Directions >> Pull out every line in the entries below that contains the string "scan".

## START Material for the task

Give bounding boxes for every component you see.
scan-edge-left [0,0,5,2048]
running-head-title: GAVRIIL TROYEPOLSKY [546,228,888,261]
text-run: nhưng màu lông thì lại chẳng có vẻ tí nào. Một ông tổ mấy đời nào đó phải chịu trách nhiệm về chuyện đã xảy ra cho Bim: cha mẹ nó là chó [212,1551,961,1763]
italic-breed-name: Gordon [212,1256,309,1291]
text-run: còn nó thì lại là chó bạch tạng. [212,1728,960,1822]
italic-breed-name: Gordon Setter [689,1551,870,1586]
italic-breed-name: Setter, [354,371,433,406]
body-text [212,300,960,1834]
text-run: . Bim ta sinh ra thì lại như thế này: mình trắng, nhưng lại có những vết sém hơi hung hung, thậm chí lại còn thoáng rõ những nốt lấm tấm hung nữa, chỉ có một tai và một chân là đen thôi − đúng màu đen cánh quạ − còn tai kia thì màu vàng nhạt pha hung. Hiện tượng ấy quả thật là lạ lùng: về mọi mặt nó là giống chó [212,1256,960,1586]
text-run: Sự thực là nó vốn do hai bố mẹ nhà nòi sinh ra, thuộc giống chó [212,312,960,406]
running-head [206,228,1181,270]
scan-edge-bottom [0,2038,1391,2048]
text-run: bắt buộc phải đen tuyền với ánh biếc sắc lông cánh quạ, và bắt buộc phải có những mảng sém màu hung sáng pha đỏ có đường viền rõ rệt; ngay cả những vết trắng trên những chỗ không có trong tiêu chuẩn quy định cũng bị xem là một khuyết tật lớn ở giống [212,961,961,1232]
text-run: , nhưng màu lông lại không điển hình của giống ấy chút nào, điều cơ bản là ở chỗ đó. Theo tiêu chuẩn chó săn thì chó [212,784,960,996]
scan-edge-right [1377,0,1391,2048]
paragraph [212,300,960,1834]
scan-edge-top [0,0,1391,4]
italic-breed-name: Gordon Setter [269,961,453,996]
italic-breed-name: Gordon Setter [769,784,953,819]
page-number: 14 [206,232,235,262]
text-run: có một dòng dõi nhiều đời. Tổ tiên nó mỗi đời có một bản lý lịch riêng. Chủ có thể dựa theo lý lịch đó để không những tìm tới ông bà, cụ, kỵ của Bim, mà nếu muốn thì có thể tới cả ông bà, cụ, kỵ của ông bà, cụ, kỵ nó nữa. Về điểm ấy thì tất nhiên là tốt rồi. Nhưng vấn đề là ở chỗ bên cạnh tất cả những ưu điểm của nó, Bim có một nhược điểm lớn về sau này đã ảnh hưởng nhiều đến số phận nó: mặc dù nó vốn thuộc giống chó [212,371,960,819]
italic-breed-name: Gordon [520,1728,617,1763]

## END Material for the task

Result for this exercise >>
scan-edge-left [0,0,5,2048]
scan-edge-bottom [0,2038,1391,2048]
scan-edge-right [1377,0,1391,2048]
scan-edge-top [0,0,1391,4]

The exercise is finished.